[Stored items]
···

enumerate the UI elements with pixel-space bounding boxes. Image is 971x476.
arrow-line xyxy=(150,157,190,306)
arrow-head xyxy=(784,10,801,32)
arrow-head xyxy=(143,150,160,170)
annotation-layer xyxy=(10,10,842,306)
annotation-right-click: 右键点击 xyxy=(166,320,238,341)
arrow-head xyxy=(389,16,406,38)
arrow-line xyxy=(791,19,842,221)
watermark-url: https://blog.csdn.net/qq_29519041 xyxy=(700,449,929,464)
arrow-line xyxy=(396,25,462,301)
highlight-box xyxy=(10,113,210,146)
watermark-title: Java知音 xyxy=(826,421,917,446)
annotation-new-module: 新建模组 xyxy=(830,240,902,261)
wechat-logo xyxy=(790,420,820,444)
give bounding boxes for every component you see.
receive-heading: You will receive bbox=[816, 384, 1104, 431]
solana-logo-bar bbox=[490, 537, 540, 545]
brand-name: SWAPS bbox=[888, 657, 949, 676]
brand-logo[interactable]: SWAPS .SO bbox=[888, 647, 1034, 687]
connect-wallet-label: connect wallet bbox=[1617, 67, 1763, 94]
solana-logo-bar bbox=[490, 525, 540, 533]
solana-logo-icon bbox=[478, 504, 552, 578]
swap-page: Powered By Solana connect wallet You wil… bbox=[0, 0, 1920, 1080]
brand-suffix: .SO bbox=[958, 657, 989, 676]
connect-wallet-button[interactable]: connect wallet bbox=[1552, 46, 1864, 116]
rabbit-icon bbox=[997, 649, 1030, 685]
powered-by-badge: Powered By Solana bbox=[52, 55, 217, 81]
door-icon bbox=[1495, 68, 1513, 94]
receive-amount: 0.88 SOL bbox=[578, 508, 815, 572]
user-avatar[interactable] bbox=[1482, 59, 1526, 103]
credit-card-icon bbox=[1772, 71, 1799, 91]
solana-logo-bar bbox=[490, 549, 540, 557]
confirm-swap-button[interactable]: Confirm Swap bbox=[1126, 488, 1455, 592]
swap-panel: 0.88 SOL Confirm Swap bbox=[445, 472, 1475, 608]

···

GIVEN EXERCISE |
Write out the records verbatim, starting at their first line and ending at the line that contains "brand-name: SWAPS bbox=[888, 657, 949, 676]", with both ends included.

RESULT OF THIS TASK |
enumerate the UI elements with pixel-space bounding boxes. Image is 971x476.
arrow-line xyxy=(150,157,190,306)
arrow-head xyxy=(784,10,801,32)
arrow-head xyxy=(143,150,160,170)
annotation-layer xyxy=(10,10,842,306)
annotation-right-click: 右键点击 xyxy=(166,320,238,341)
arrow-head xyxy=(389,16,406,38)
arrow-line xyxy=(791,19,842,221)
watermark-url: https://blog.csdn.net/qq_29519041 xyxy=(700,449,929,464)
arrow-line xyxy=(396,25,462,301)
highlight-box xyxy=(10,113,210,146)
watermark-title: Java知音 xyxy=(826,421,917,446)
annotation-new-module: 新建模组 xyxy=(830,240,902,261)
wechat-logo xyxy=(790,420,820,444)
give bounding boxes for every component you see.
receive-heading: You will receive bbox=[816, 384, 1104, 431]
solana-logo-bar bbox=[490, 537, 540, 545]
brand-name: SWAPS bbox=[888, 657, 949, 676]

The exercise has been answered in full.